TASK DESCRIPTION: Extract, from the records beneath this instruction, each line that contains the word "Create".

** start of EXERCISE INPUTS **

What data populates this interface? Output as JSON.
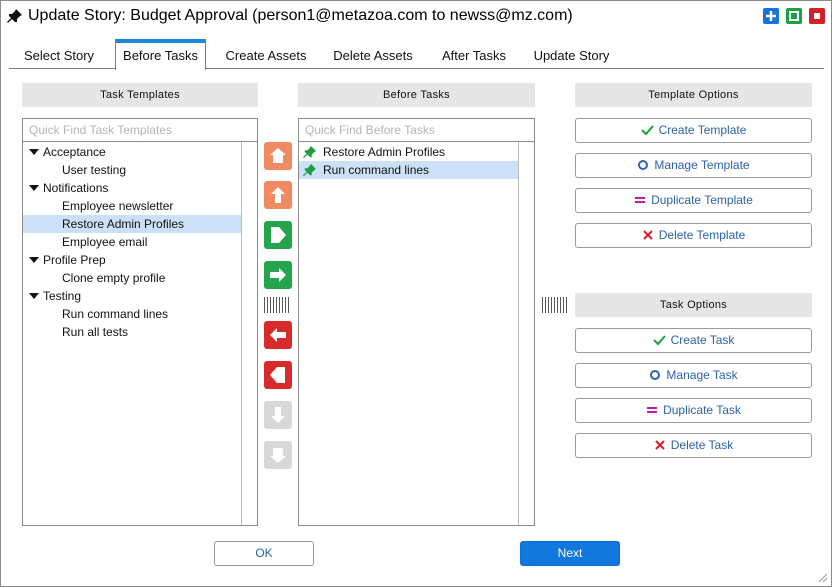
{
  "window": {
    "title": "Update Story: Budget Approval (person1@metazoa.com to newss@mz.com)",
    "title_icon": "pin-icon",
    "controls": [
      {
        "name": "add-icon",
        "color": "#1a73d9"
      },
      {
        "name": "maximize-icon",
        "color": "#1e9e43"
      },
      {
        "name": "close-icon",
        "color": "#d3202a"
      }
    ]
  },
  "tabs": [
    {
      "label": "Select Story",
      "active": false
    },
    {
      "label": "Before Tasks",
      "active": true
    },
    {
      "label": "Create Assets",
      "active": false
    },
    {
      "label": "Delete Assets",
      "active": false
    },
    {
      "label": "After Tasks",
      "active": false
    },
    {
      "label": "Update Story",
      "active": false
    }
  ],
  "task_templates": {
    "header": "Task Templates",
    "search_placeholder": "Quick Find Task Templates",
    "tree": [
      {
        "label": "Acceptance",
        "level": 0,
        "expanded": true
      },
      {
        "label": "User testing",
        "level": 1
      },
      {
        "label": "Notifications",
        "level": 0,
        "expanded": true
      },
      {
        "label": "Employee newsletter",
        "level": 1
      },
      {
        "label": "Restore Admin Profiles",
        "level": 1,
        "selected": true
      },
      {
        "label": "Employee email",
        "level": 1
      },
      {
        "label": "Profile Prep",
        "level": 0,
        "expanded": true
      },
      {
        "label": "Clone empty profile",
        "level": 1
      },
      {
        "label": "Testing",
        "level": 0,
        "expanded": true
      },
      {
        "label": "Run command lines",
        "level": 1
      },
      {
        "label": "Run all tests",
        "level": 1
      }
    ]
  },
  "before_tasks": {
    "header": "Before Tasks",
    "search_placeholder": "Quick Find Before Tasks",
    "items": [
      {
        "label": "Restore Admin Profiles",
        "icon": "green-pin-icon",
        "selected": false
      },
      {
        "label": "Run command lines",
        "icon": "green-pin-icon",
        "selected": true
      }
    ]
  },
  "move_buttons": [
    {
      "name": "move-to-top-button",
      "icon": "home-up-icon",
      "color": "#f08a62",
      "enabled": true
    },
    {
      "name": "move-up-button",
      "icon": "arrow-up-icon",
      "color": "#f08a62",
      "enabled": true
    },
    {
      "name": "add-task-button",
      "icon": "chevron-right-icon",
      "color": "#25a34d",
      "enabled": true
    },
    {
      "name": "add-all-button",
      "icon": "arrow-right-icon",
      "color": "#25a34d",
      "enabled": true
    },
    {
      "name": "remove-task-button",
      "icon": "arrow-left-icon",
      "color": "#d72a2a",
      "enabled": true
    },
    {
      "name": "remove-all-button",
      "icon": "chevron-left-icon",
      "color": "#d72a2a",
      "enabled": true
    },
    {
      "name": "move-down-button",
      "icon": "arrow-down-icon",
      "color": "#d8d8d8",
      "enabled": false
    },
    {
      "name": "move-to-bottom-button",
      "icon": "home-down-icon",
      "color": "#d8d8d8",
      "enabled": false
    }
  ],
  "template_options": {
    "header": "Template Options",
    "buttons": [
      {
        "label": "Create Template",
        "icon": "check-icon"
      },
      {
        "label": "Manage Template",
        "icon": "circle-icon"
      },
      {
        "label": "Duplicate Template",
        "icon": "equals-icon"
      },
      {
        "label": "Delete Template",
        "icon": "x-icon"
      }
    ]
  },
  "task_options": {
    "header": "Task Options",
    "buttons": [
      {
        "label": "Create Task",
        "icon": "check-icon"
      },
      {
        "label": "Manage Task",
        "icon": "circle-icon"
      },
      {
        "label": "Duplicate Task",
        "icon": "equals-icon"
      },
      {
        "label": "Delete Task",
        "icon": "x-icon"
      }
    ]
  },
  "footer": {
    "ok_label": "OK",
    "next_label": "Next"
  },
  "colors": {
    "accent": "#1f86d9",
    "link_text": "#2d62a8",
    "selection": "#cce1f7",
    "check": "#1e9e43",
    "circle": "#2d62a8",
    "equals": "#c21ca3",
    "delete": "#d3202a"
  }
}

** end of EXERCISE INPUTS **

RESPONSE:
      "label": "Create Assets",
        "label": "Create Template",
        "label": "Create Task",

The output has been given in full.